AIM OF THE EXERCISE
Extract each line containing the string "name".

GIVEN RECORDS
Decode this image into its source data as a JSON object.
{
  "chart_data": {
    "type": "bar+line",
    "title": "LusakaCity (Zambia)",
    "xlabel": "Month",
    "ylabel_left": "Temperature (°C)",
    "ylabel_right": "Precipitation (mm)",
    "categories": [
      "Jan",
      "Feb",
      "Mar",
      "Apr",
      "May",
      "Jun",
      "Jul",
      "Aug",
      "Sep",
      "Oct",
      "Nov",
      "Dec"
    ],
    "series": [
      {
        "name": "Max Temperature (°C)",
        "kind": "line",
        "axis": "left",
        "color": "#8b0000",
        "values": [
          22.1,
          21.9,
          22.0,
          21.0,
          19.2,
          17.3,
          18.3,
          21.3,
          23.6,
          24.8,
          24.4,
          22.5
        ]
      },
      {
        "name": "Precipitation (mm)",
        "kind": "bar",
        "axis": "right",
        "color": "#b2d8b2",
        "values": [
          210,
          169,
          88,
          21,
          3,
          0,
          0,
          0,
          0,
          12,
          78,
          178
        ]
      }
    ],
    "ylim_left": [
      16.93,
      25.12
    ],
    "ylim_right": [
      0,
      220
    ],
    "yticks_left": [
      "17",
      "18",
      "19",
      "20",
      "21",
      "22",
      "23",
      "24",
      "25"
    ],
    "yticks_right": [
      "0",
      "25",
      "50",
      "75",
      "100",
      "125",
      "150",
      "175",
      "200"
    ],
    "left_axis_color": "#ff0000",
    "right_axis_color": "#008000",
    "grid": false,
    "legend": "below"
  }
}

RESULT OF THE EXERCISE
        "name": "Max Temperature (°C)",
        "name": "Precipitation (mm)",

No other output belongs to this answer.